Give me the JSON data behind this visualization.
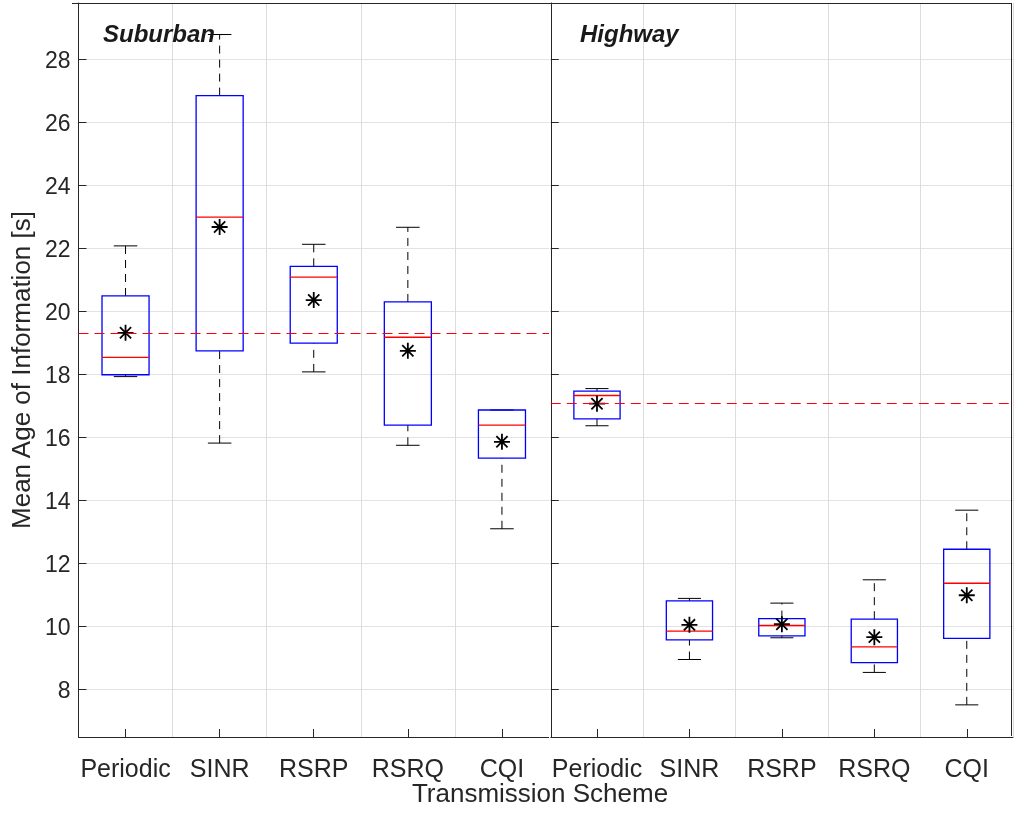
{
  "chart_data": [
    {
      "type": "box",
      "title": "Suburban",
      "ylabel": "Mean Age of Information [s]",
      "xlabel": "Transmission Scheme",
      "categories": [
        "Periodic",
        "SINR",
        "RSRP",
        "RSRQ",
        "CQI"
      ],
      "ylim": [
        6.5,
        29.8
      ],
      "yticks": [
        8,
        10,
        12,
        14,
        16,
        18,
        20,
        22,
        24,
        26,
        28
      ],
      "grid": true,
      "marker": "star",
      "series": [
        {
          "color": "#0000ff",
          "boxes": [
            {
              "low": 17.94,
              "q1": 18.0,
              "median": 18.55,
              "q3": 20.5,
              "high": 22.09,
              "mean": 19.33
            },
            {
              "low": 15.83,
              "q1": 18.76,
              "median": 23.0,
              "q3": 26.86,
              "high": 28.8,
              "mean": 22.69
            },
            {
              "low": 18.09,
              "q1": 19.0,
              "median": 21.1,
              "q3": 21.44,
              "high": 22.14,
              "mean": 20.37
            },
            {
              "low": 15.76,
              "q1": 16.4,
              "median": 19.19,
              "q3": 20.31,
              "high": 22.68,
              "mean": 18.76
            },
            {
              "low": 13.11,
              "q1": 15.35,
              "median": 16.4,
              "q3": 16.88,
              "high": 16.88,
              "mean": 15.87
            }
          ]
        }
      ],
      "ref_lines": [
        {
          "axis": "y",
          "value": 19.33,
          "color": "#ff0000",
          "line_style": "dashed"
        }
      ]
    },
    {
      "type": "box",
      "title": "Highway",
      "categories": [
        "Periodic",
        "SINR",
        "RSRP",
        "RSRQ",
        "CQI"
      ],
      "ylim": [
        6.5,
        29.8
      ],
      "yticks": [
        8,
        10,
        12,
        14,
        16,
        18,
        20,
        22,
        24,
        26,
        28
      ],
      "grid": true,
      "marker": "star",
      "tick_labels": "x",
      "series": [
        {
          "color": "#0000ff",
          "boxes": [
            {
              "low": 16.38,
              "q1": 16.6,
              "median": 17.34,
              "q3": 17.48,
              "high": 17.56,
              "mean": 17.08
            },
            {
              "low": 8.96,
              "q1": 9.58,
              "median": 9.86,
              "q3": 10.82,
              "high": 10.9,
              "mean": 10.06
            },
            {
              "low": 9.65,
              "q1": 9.71,
              "median": 10.04,
              "q3": 10.26,
              "high": 10.75,
              "mean": 10.08
            },
            {
              "low": 8.55,
              "q1": 8.86,
              "median": 9.36,
              "q3": 10.24,
              "high": 11.49,
              "mean": 9.67
            },
            {
              "low": 7.52,
              "q1": 9.63,
              "median": 11.38,
              "q3": 12.46,
              "high": 13.7,
              "mean": 11.0
            }
          ]
        }
      ],
      "ref_lines": [
        {
          "axis": "y",
          "value": 17.08,
          "color": "#ff0000",
          "line_style": "dashed"
        }
      ]
    }
  ]
}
━━━━
• **What you need to do**:
Please repeat the entries exactly. Do not include the pictures.

• **Completed exercise**:
Give me the JSON data behind this visualization.
{
  "chart_data": [
    {
      "type": "box",
      "title": "Suburban",
      "ylabel": "Mean Age of Information [s]",
      "xlabel": "Transmission Scheme",
      "categories": [
        "Periodic",
        "SINR",
        "RSRP",
        "RSRQ",
        "CQI"
      ],
      "ylim": [
        6.5,
        29.8
      ],
      "yticks": [
        8,
        10,
        12,
        14,
        16,
        18,
        20,
        22,
        24,
        26,
        28
      ],
      "grid": true,
      "marker": "star",
      "series": [
        {
          "color": "#0000ff",
          "boxes": [
            {
              "low": 17.94,
              "q1": 18.0,
              "median": 18.55,
              "q3": 20.5,
              "high": 22.09,
              "mean": 19.33
            },
            {
              "low": 15.83,
              "q1": 18.76,
              "median": 23.0,
              "q3": 26.86,
              "high": 28.8,
              "mean": 22.69
            },
            {
              "low": 18.09,
              "q1": 19.0,
              "median": 21.1,
              "q3": 21.44,
              "high": 22.14,
              "mean": 20.37
            },
            {
              "low": 15.76,
              "q1": 16.4,
              "median": 19.19,
              "q3": 20.31,
              "high": 22.68,
              "mean": 18.76
            },
            {
              "low": 13.11,
              "q1": 15.35,
              "median": 16.4,
              "q3": 16.88,
              "high": 16.88,
              "mean": 15.87
            }
          ]
        }
      ],
      "ref_lines": [
        {
          "axis": "y",
          "value": 19.33,
          "color": "#ff0000",
          "line_style": "dashed"
        }
      ]
    },
    {
      "type": "box",
      "title": "Highway",
      "categories": [
        "Periodic",
        "SINR",
        "RSRP",
        "RSRQ",
        "CQI"
      ],
      "ylim": [
        6.5,
        29.8
      ],
      "yticks": [
        8,
        10,
        12,
        14,
        16,
        18,
        20,
        22,
        24,
        26,
        28
      ],
      "grid": true,
      "marker": "star",
      "tick_labels": "x",
      "series": [
        {
          "color": "#0000ff",
          "boxes": [
            {
              "low": 16.38,
              "q1": 16.6,
              "median": 17.34,
              "q3": 17.48,
              "high": 17.56,
              "mean": 17.08
            },
            {
              "low": 8.96,
              "q1": 9.58,
              "median": 9.86,
              "q3": 10.82,
              "high": 10.9,
              "mean": 10.06
            },
            {
              "low": 9.65,
              "q1": 9.71,
              "median": 10.04,
              "q3": 10.26,
              "high": 10.75,
              "mean": 10.08
            },
            {
              "low": 8.55,
              "q1": 8.86,
              "median": 9.36,
              "q3": 10.24,
              "high": 11.49,
              "mean": 9.67
            },
            {
              "low": 7.52,
              "q1": 9.63,
              "median": 11.38,
              "q3": 12.46,
              "high": 13.7,
              "mean": 11.0
            }
          ]
        }
      ],
      "ref_lines": [
        {
          "axis": "y",
          "value": 17.08,
          "color": "#ff0000",
          "line_style": "dashed"
        }
      ]
    }
  ]
}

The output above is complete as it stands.